[PATCH 18/22] drm/amdgpu: add flag for high priority contexts v4

Fri Mar 3 14:48:07 UTC 2017

On 2 March 2017 at 03:52, Andres Rodriguez <andresx7 at gmail.com> wrote:
>
>
> On 2017-02-28 08:13 PM, Emil Velikov wrote:
>>
>> Hi Andres,
>>
>> There's a couple of nitpicks below, but feel free to address those as
>> follow-up. Considering they're correct of course ;-)
>
>
> As much as I'd like the to let future me deal with those issues, the UAPI
> behavior is something I'd like to get nailed down early and avoid changing.
>
> So any nitpicks here are more than welcome now (better than later :) )
>
>>
>> On 28 February 2017 at 22:14, Andres Rodriguez <andresx7 at gmail.com> wrote:
>>>
>>> Add a new context creation parameter to express a global context
>>> priority.
>>>
>>> Contexts allocated with AMDGPU_CTX_PRIORITY_HIGH will receive higher
>>> priority to scheduler their work than AMDGPU_CTX_PRIORITY_NORMAL
>>> (default) contexts.
>>>
>>> v2: Instead of using flags, repurpose __pad
>>> v3: Swap enum values of _NORMAL _HIGH for backwards compatibility
>>> v4: Validate usermode priority and store it
>>>
>>> Signed-off-by: Andres Rodriguez <andresx7 at gmail.com>
>>> ---
>>>  drivers/gpu/drm/amd/amdgpu/amdgpu.h           |  1 +
>>>  drivers/gpu/drm/amd/amdgpu/amdgpu_ctx.c       | 41
>>> +++++++++++++++++++++++----
>>>  drivers/gpu/drm/amd/scheduler/gpu_scheduler.h |  1 +
>>>  include/uapi/drm/amdgpu_drm.h                 |  7 ++++-
>>>  4 files changed, 44 insertions(+), 6 deletions(-)

• • •

- _Things to do_:
1 – Answer these questions using the patch thread:
(a) What change did v3 of the patch make?
(b) Which context priority is the default?
(c) How many files does the patch change, and with how many insertions and deletions?
2 – List every file path that the patch thread shows as changed by the patch.
3 – According to the patch thread, why does Andres Rodriguez want the nitpicks dealt with now instead of in a follow-up?
The listing comes from a different source than the patch thread.

- _Material provided_:

• • •

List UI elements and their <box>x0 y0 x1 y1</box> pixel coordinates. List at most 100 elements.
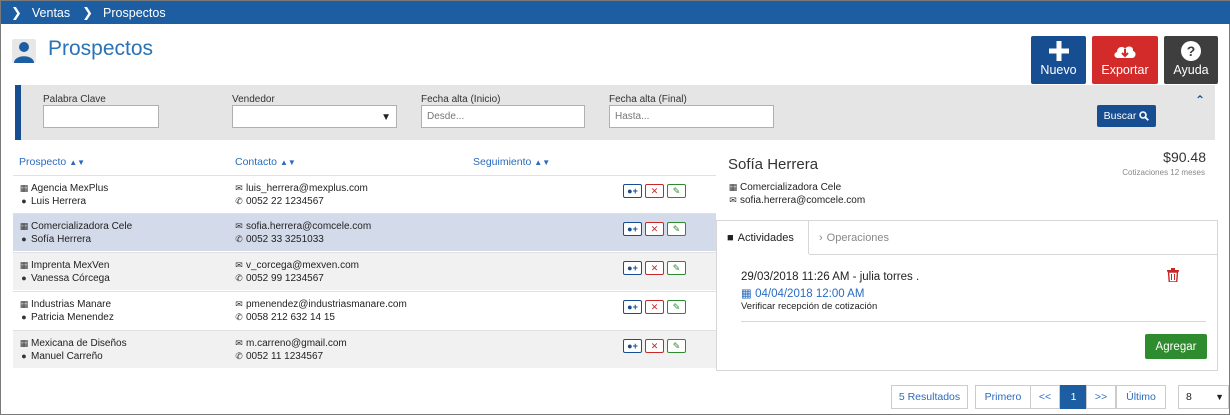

• • •

- _Solution list_:
1 –
(a) It swapped the enum values of _NORMAL and _HIGH for backwards compatibility.
(b) AMDGPU_CTX_PRIORITY_NORMAL is the default.
(c) It changes 4 files, with 44 insertions and 6 deletions.

2 –
drivers/gpu/drm/amd/amdgpu/amdgpu.h
drivers/gpu/drm/amd/amdgpu/amdgpu_ctx.c
drivers/gpu/drm/amd/scheduler/gpu_scheduler.h
include/uapi/drm/amdgpu_drm.h

3 – He wants to settle the UAPI behavior early and avoid changing it later. Raising nitpicks now is better than raising them later.